= What you need to do =
Using the records provided below, locate and copy each line that contains the word "Placement".

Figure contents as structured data
-- Begin --

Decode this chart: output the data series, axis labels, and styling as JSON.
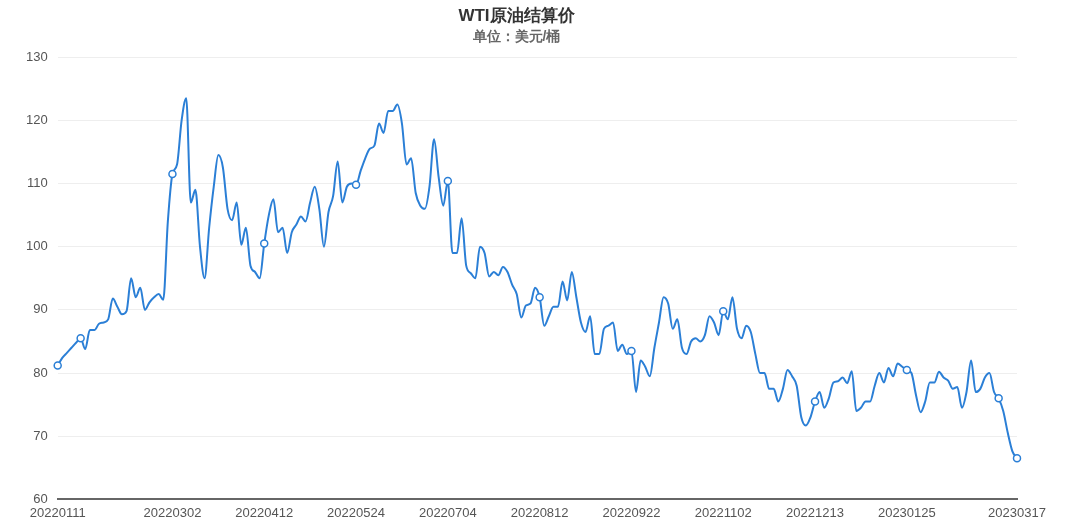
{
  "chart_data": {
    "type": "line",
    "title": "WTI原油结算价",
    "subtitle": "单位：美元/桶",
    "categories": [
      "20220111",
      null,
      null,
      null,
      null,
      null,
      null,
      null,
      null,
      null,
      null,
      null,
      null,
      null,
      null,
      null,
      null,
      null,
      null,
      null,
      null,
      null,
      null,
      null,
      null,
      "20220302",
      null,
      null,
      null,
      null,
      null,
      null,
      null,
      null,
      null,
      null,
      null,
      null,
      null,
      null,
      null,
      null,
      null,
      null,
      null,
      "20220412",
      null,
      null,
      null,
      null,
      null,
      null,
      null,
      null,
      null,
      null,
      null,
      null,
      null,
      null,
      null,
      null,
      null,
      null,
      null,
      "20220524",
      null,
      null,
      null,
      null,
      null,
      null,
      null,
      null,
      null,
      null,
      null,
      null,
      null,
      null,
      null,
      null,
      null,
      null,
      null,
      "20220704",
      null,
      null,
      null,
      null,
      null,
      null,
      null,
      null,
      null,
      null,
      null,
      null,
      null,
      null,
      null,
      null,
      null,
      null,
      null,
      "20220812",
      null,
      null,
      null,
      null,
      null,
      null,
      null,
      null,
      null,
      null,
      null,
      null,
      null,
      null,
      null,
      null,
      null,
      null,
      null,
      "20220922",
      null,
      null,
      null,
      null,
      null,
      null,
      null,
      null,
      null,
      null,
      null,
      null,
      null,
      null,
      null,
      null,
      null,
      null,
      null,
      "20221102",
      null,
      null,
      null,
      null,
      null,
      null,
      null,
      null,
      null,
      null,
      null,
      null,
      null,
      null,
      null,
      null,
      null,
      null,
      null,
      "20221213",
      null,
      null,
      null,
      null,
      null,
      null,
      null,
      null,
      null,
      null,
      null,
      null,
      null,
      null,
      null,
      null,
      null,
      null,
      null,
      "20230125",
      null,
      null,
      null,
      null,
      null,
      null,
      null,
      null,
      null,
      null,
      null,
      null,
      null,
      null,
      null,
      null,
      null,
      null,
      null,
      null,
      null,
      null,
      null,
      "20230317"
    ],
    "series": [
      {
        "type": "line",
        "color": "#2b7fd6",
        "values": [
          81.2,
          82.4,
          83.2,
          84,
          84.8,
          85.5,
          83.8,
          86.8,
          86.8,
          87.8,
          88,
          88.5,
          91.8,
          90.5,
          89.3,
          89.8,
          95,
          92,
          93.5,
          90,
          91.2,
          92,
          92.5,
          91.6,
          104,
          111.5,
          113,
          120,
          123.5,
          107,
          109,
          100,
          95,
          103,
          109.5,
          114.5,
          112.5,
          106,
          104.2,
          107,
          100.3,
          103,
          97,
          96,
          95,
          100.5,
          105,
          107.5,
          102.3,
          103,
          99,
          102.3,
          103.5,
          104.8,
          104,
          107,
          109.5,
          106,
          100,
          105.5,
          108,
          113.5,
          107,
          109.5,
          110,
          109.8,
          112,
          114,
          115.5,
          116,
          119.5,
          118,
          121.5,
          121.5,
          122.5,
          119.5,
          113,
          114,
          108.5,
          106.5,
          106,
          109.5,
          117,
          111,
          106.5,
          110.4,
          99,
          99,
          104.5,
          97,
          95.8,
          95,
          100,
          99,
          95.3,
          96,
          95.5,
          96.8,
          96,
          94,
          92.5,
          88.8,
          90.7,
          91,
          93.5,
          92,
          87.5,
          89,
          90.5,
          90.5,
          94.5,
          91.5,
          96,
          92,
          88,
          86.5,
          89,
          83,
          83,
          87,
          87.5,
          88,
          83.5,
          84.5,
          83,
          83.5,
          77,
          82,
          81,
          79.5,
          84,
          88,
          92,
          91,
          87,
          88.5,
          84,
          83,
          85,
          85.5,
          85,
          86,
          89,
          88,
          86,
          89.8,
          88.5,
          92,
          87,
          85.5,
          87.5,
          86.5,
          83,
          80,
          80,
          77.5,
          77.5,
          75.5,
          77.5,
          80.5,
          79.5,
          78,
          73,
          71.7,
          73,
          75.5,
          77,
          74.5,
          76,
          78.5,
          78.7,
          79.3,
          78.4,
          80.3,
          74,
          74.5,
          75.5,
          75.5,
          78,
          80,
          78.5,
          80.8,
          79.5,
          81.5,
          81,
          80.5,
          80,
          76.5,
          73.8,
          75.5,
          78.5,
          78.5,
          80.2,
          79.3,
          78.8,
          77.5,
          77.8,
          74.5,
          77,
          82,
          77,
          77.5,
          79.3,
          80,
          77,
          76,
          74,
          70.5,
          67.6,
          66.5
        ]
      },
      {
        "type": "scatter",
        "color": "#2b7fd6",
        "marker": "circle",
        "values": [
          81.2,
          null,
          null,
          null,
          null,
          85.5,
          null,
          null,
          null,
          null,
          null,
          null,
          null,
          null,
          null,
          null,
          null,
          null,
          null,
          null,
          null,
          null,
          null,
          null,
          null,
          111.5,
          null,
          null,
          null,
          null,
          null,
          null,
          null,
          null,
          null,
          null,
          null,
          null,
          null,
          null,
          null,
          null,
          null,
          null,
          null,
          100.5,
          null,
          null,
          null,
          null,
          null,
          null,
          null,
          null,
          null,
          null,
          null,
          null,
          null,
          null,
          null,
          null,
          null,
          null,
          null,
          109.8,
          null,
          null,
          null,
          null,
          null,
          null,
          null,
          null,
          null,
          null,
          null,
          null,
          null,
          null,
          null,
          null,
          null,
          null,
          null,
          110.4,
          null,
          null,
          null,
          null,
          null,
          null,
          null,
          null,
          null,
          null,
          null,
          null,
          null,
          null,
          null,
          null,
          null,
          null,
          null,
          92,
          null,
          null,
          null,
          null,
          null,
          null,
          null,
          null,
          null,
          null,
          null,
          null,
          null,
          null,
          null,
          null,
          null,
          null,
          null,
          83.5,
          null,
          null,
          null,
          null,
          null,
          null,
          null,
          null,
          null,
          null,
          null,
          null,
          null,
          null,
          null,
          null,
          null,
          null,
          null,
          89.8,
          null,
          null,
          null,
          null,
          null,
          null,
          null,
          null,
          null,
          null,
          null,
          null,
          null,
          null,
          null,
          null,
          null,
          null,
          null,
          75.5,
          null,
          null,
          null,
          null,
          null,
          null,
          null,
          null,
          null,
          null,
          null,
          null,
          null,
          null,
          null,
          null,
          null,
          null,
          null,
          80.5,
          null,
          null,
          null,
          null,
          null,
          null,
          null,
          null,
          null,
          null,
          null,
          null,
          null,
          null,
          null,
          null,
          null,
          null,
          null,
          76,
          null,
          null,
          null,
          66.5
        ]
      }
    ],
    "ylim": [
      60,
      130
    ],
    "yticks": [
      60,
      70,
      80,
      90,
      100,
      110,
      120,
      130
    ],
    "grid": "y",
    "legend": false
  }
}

-- End --
-- Begin --

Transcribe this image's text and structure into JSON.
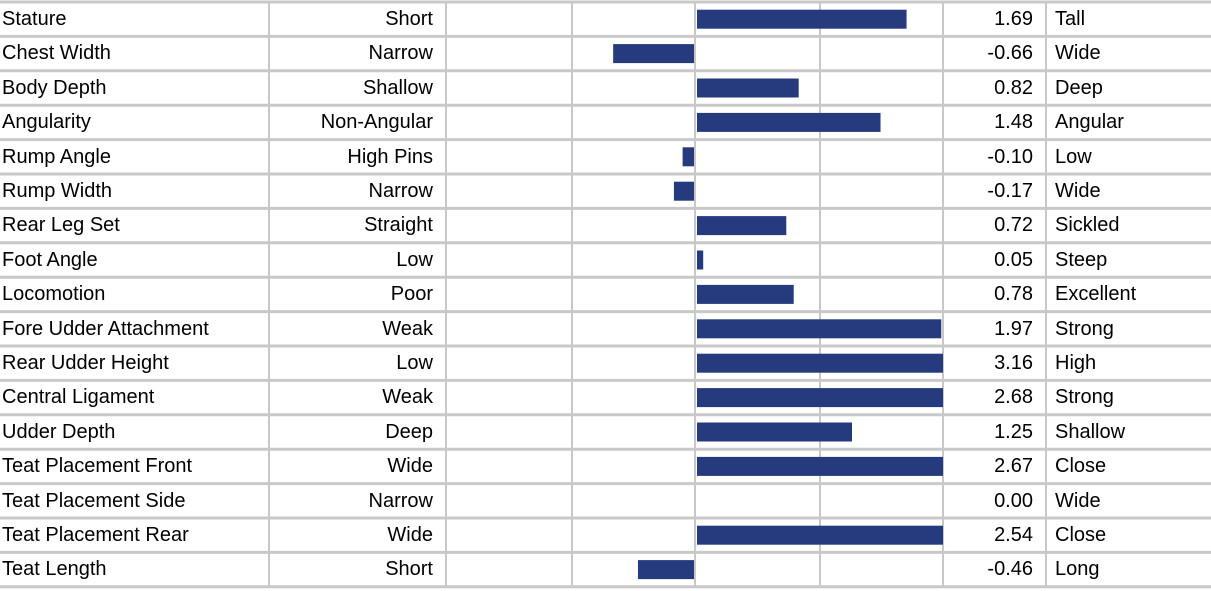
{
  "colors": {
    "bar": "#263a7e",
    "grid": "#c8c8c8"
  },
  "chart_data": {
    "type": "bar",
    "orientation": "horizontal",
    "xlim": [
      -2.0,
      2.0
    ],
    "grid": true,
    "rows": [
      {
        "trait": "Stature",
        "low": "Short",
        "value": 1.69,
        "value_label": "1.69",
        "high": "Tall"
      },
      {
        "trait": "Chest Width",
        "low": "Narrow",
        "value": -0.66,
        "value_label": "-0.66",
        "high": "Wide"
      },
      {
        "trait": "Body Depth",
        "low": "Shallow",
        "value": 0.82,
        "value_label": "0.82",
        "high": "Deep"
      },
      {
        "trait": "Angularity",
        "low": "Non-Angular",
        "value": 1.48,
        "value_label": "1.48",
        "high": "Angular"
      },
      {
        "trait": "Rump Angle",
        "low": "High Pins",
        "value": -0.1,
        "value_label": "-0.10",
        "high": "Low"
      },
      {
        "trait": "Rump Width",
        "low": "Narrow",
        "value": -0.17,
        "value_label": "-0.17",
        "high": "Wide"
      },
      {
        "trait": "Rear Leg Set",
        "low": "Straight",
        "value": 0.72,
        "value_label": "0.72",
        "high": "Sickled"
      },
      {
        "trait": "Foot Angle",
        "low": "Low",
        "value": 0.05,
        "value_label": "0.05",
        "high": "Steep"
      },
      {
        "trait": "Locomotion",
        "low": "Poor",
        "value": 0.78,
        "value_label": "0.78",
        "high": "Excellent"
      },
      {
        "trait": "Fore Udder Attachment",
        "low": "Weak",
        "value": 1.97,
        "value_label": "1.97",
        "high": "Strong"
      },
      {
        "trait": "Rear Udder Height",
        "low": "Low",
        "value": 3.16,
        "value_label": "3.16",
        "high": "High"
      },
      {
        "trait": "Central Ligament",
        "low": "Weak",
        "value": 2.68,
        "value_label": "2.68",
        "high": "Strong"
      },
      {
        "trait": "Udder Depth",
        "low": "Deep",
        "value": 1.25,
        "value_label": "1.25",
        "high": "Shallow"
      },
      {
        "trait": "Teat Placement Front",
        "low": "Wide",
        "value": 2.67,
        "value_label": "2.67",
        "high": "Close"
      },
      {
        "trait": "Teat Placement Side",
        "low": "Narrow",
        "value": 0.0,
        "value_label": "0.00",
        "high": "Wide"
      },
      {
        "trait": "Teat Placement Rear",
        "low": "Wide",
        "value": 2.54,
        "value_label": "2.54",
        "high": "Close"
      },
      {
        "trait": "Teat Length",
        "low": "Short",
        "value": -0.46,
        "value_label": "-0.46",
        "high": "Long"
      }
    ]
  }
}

-- End --
-- Begin --

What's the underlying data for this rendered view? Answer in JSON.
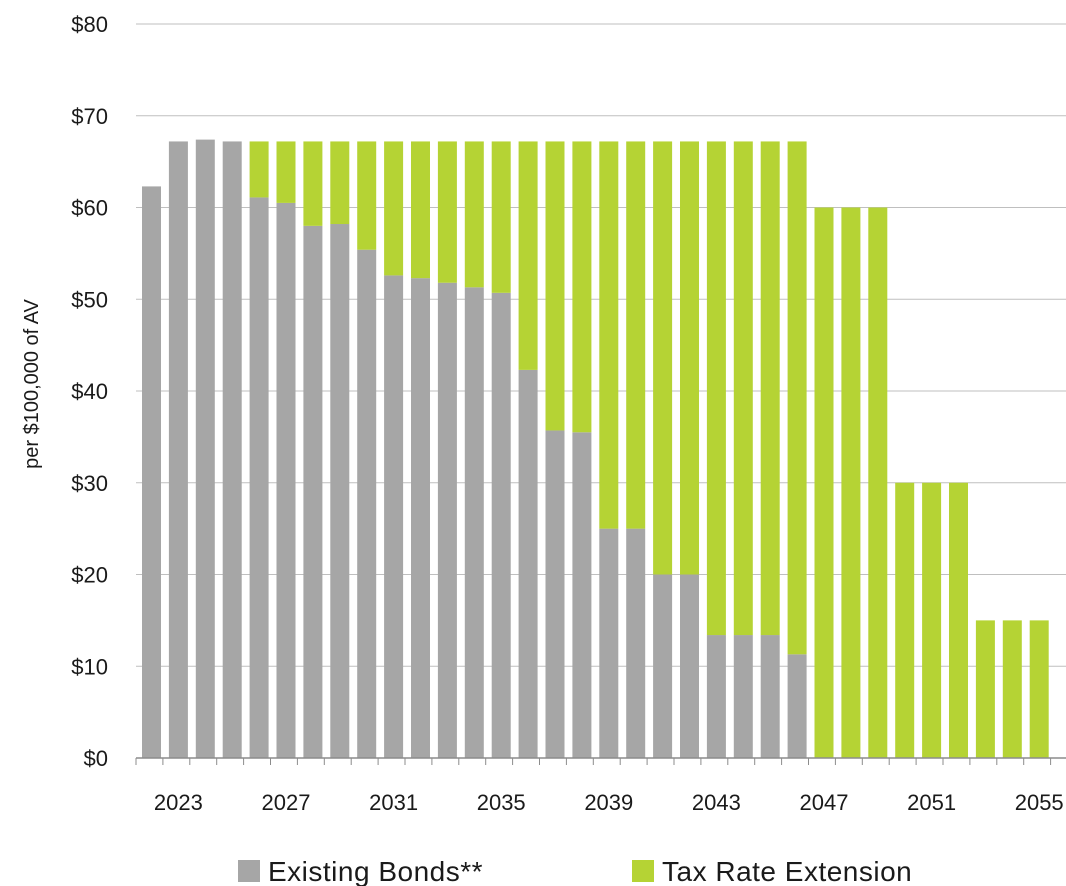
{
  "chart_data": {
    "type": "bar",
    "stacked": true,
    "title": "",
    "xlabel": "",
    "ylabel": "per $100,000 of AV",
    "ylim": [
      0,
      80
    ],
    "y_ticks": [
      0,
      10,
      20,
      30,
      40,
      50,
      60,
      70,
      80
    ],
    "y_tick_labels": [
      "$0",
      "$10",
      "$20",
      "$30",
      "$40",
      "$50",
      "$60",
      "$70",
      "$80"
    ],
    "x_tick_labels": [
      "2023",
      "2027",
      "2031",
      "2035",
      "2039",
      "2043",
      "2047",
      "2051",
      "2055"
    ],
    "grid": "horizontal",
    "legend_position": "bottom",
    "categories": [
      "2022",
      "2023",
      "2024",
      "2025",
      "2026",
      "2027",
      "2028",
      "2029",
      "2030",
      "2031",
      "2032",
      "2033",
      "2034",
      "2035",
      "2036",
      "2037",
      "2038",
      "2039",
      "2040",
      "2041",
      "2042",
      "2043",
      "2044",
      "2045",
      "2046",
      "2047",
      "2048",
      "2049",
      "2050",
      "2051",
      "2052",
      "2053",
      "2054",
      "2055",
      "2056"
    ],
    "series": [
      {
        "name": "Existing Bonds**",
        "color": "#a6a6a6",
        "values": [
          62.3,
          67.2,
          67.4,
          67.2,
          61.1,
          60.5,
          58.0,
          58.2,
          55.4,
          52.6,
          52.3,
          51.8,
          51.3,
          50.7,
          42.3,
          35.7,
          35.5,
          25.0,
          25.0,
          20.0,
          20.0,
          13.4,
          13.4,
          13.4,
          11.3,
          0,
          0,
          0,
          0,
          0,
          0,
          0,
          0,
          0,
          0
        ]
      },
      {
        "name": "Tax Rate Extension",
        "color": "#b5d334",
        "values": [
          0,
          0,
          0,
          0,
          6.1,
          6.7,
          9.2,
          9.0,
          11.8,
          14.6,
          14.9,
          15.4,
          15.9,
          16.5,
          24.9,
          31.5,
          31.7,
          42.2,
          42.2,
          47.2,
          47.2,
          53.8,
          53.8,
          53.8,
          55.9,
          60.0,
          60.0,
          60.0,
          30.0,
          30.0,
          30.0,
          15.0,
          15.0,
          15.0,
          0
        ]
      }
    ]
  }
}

-- End --

= Exercise response =
        "trait": "Teat Placement Front",
        "trait": "Teat Placement Side",
        "trait": "Teat Placement Rear",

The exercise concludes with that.